## [Instructions for the task]
Copy every line of the following data that includes the string "Residential".

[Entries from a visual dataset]
************

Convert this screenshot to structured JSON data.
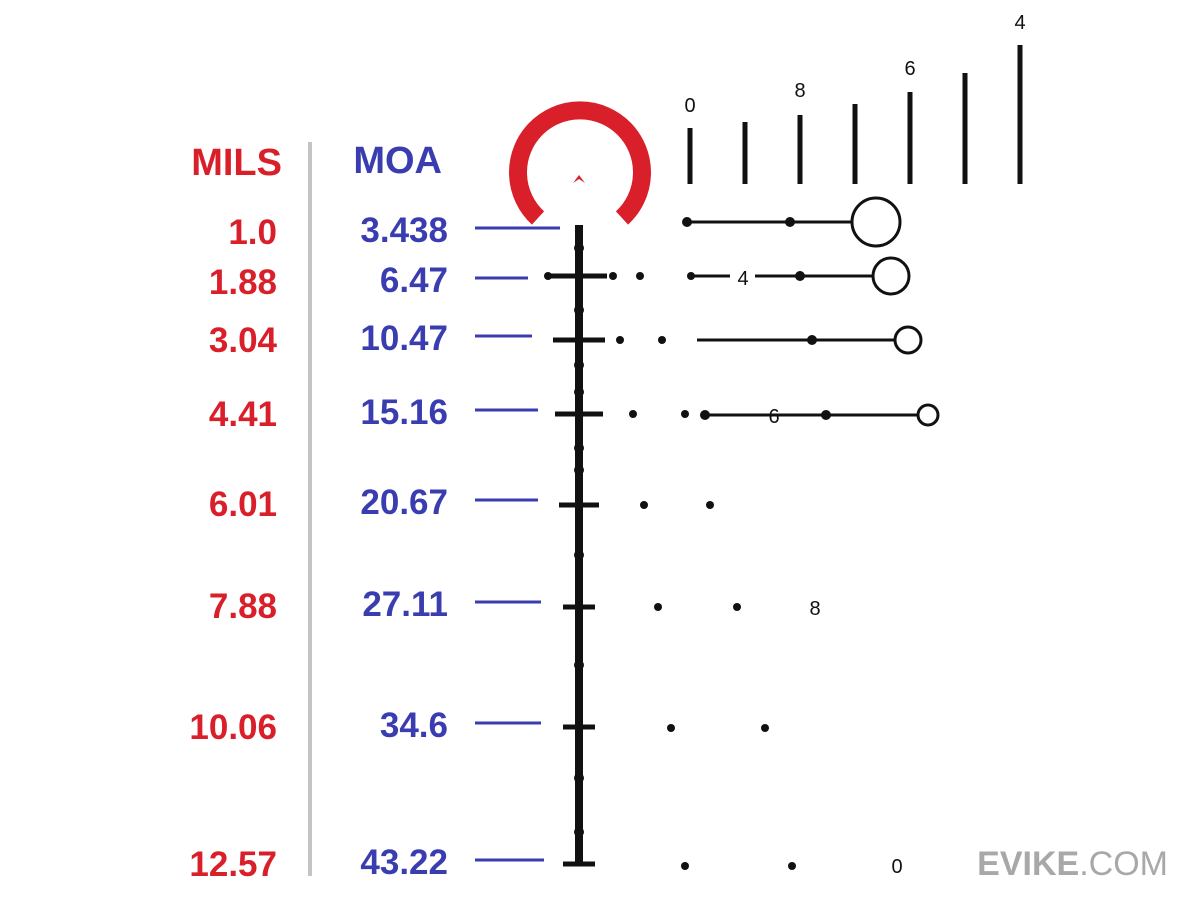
{
  "colors": {
    "mils": "#d9202a",
    "moa": "#3a3db0",
    "reticle": "#111111",
    "horseshoe": "#d9202a",
    "divider": "#c4c4c4",
    "brand": "#a8a8a8"
  },
  "headers": {
    "mils": "MILS",
    "moa": "MOA"
  },
  "table": {
    "rows": [
      {
        "mils": "1.0",
        "moa": "3.438"
      },
      {
        "mils": "1.88",
        "moa": "6.47"
      },
      {
        "mils": "3.04",
        "moa": "10.47"
      },
      {
        "mils": "4.41",
        "moa": "15.16"
      },
      {
        "mils": "6.01",
        "moa": "20.67"
      },
      {
        "mils": "7.88",
        "moa": "27.11"
      },
      {
        "mils": "10.06",
        "moa": "34.6"
      },
      {
        "mils": "12.57",
        "moa": "43.22"
      }
    ]
  },
  "rangefinder_labels": [
    "0",
    "8",
    "6",
    "4"
  ],
  "lead_labels": [
    "4",
    "6",
    "8",
    "0"
  ],
  "brand": {
    "bold": "EVIKE",
    "rest": ".COM"
  }
}
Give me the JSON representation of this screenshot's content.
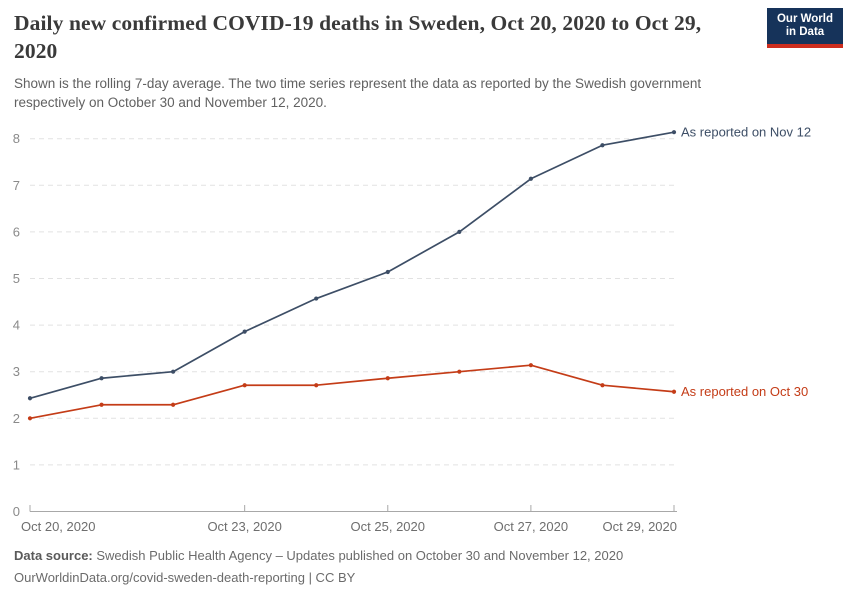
{
  "chart_data": {
    "type": "line",
    "title": "Daily new confirmed COVID-19 deaths in Sweden, Oct 20, 2020 to Oct 29, 2020",
    "subtitle": "Shown is the rolling 7-day average. The two time series represent the data as reported by the Swedish government respectively on October 30 and November 12, 2020.",
    "x": [
      "Oct 20, 2020",
      "Oct 21, 2020",
      "Oct 22, 2020",
      "Oct 23, 2020",
      "Oct 24, 2020",
      "Oct 25, 2020",
      "Oct 26, 2020",
      "Oct 27, 2020",
      "Oct 28, 2020",
      "Oct 29, 2020"
    ],
    "series": [
      {
        "name": "As reported on Nov 12",
        "color": "#3d4e66",
        "values": [
          2.43,
          2.86,
          3.0,
          3.86,
          4.57,
          5.14,
          6.0,
          7.14,
          7.86,
          8.14
        ]
      },
      {
        "name": "As reported on Oct 30",
        "color": "#c43c17",
        "values": [
          2.0,
          2.29,
          2.29,
          2.71,
          2.71,
          2.86,
          3.0,
          3.14,
          2.71,
          2.57
        ]
      }
    ],
    "xlabel": "",
    "ylabel": "",
    "ylim": [
      0,
      8.5
    ],
    "yticks": [
      0,
      1,
      2,
      3,
      4,
      5,
      6,
      7,
      8
    ],
    "xtick_indices": [
      0,
      3,
      5,
      7,
      9
    ],
    "grid": "horizontal-dashed",
    "legend_position": "line-end-labels"
  },
  "logo": {
    "line1": "Our World",
    "line2": "in Data",
    "bg_color": "#16335a",
    "bar_color": "#cd2d1e"
  },
  "footer": {
    "source_label": "Data source:",
    "source_text": " Swedish Public Health Agency – Updates published on October 30 and November 12, 2020",
    "attribution": "OurWorldinData.org/covid-sweden-death-reporting | CC BY"
  },
  "colors": {
    "grid": "#e2e2e2",
    "axis": "#a8a8a8",
    "title_text": "#3a3a3a",
    "subtitle_text": "#616161",
    "footer_text": "#6b6b6b"
  }
}
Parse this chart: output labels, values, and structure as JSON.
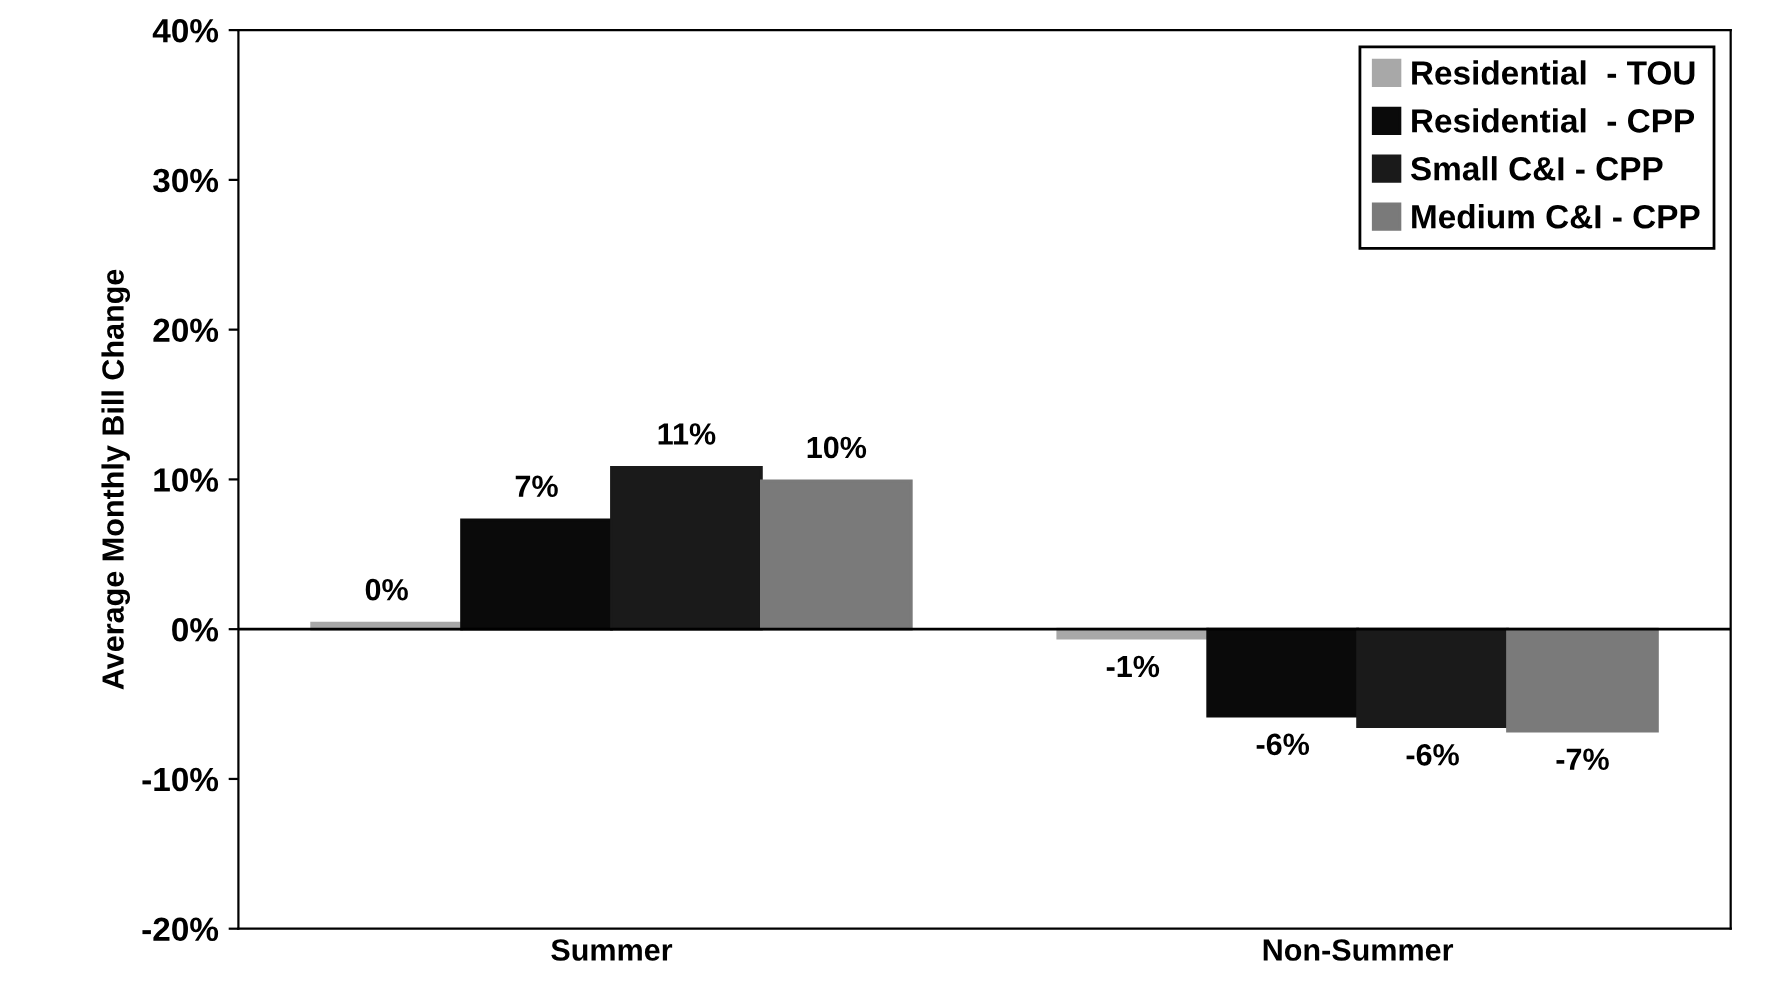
{
  "chart_data": {
    "type": "bar",
    "ylabel": "Average Monthly Bill Change",
    "categories": [
      "Summer",
      "Non-Summer"
    ],
    "series": [
      {
        "name": "Residential  - TOU",
        "color": "#a8a8a8",
        "values": [
          0.4,
          -0.6
        ],
        "value_labels": [
          "0%",
          "-1%"
        ]
      },
      {
        "name": "Residential  - CPP",
        "color": "#0a0a0a",
        "values": [
          7.3,
          -5.8
        ],
        "value_labels": [
          "7%",
          "-6%"
        ]
      },
      {
        "name": "Small C&I - CPP",
        "color": "#1a1a1a",
        "values": [
          10.8,
          -6.5
        ],
        "value_labels": [
          "11%",
          "-6%"
        ]
      },
      {
        "name": "Medium C&I - CPP",
        "color": "#7a7a7a",
        "values": [
          9.9,
          -6.8
        ],
        "value_labels": [
          "10%",
          "-7%"
        ]
      }
    ],
    "ylim": [
      -20,
      40
    ],
    "yticks": [
      {
        "value": -20,
        "label": "-20%"
      },
      {
        "value": -10,
        "label": "-10%"
      },
      {
        "value": 0,
        "label": "0%"
      },
      {
        "value": 10,
        "label": "10%"
      },
      {
        "value": 20,
        "label": "20%"
      },
      {
        "value": 30,
        "label": "30%"
      },
      {
        "value": 40,
        "label": "40%"
      }
    ],
    "ref_lines": [
      {
        "axis": "y",
        "value": 0,
        "color": "#000000"
      }
    ],
    "legend": "top right",
    "grid": false
  }
}
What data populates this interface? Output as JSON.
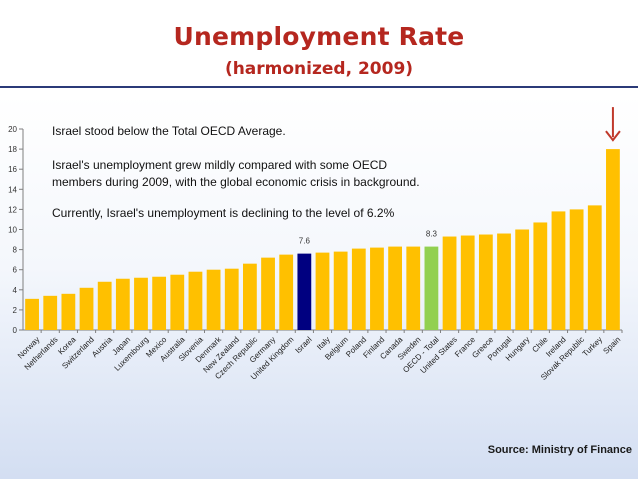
{
  "header": {
    "title": "Unemployment Rate",
    "subtitle": "(harmonized, 2009)"
  },
  "annotations": {
    "note1": "Israel stood below the Total OECD Average.",
    "note2_line1": "Israel's unemployment grew mildly compared with some OECD",
    "note2_line2": "members during 2009, with the global economic crisis in background.",
    "note3": "Currently, Israel's unemployment is declining to the level of 6.2%"
  },
  "footer": {
    "source": "Source: Ministry of Finance"
  },
  "colors": {
    "bar": "#ffc000",
    "israel": "#000080",
    "oecd": "#92d050",
    "arrow": "#c0392b",
    "title": "#b5271f"
  },
  "chart_data": {
    "type": "bar",
    "title": "Unemployment Rate (harmonized, 2009)",
    "xlabel": "",
    "ylabel": "",
    "ylim": [
      0,
      20
    ],
    "yticks": [
      0,
      2,
      4,
      6,
      8,
      10,
      12,
      14,
      16,
      18,
      20
    ],
    "grid": false,
    "categories": [
      "Norway",
      "Netherlands",
      "Korea",
      "Switzerland",
      "Austria",
      "Japan",
      "Luxembourg",
      "Mexico",
      "Australia",
      "Slovenia",
      "Denmark",
      "New Zealand",
      "Czech Republic",
      "Germany",
      "United Kingdom",
      "Israel",
      "Italy",
      "Belgium",
      "Poland",
      "Finland",
      "Canada",
      "Sweden",
      "OECD - Total",
      "United States",
      "France",
      "Greece",
      "Portugal",
      "Hungary",
      "Chile",
      "Ireland",
      "Slovak Republic",
      "Turkey",
      "Spain"
    ],
    "values": [
      3.1,
      3.4,
      3.6,
      4.2,
      4.8,
      5.1,
      5.2,
      5.3,
      5.5,
      5.8,
      6.0,
      6.1,
      6.6,
      7.2,
      7.5,
      7.6,
      7.7,
      7.8,
      8.1,
      8.2,
      8.3,
      8.3,
      8.3,
      9.3,
      9.4,
      9.5,
      9.6,
      10.0,
      10.7,
      11.8,
      12.0,
      12.4,
      18.0
    ],
    "highlight": {
      "Israel": "israel",
      "OECD - Total": "oecd"
    },
    "data_labels": [
      {
        "category": "Israel",
        "text": "7.6"
      },
      {
        "category": "OECD - Total",
        "text": "8.3"
      }
    ],
    "arrow_target": "Spain"
  }
}
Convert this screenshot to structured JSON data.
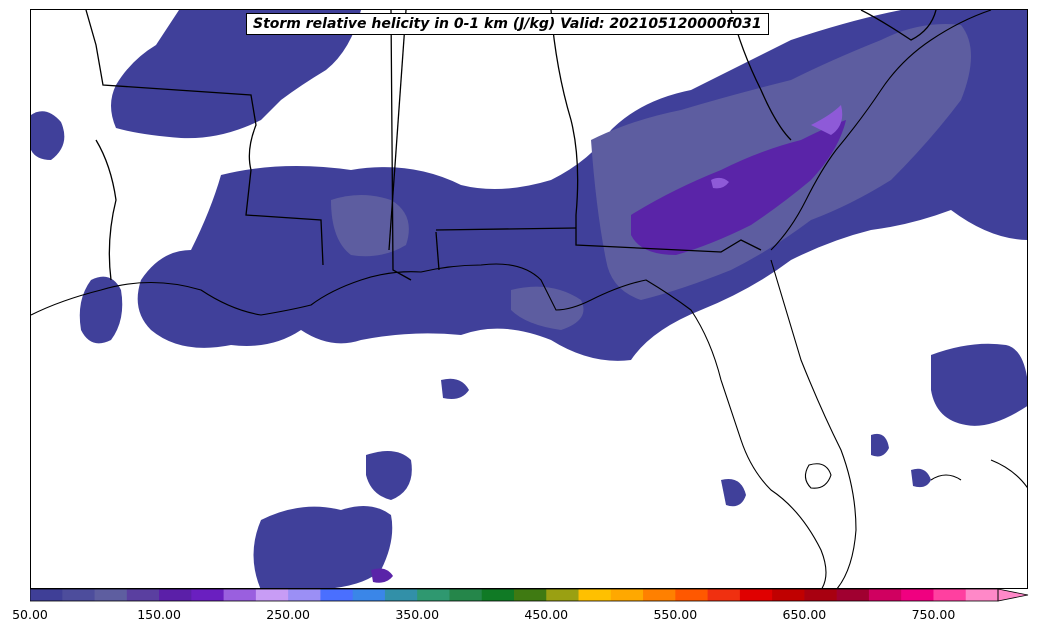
{
  "title": "Storm relative helicity in 0-1 km (J/kg) Valid: 202105120000f031",
  "colorbar": {
    "min": 50,
    "max": 800,
    "step": 25,
    "extend": "max",
    "colors": [
      "#3f3f97",
      "#4d4d9c",
      "#5e5ea0",
      "#5a3fa0",
      "#5b1fa8",
      "#6a1fc0",
      "#9a5fdf",
      "#c89cf5",
      "#9b8ff5",
      "#4a6fff",
      "#3a86e8",
      "#3290a8",
      "#2f9870",
      "#25864a",
      "#107a25",
      "#3f7a12",
      "#9aa012",
      "#ffc000",
      "#ffa800",
      "#ff8000",
      "#ff5800",
      "#f03010",
      "#e00000",
      "#c00000",
      "#a80010",
      "#a00030",
      "#d00060",
      "#f00080",
      "#ff40a0",
      "#ff88c8"
    ],
    "tick_labels": [
      "50.00",
      "150.00",
      "250.00",
      "350.00",
      "450.00",
      "550.00",
      "650.00",
      "750.00"
    ]
  }
}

************

## [Response to the exercise]
        "name": "Residential  - TOU",
        "name": "Residential  - CPP",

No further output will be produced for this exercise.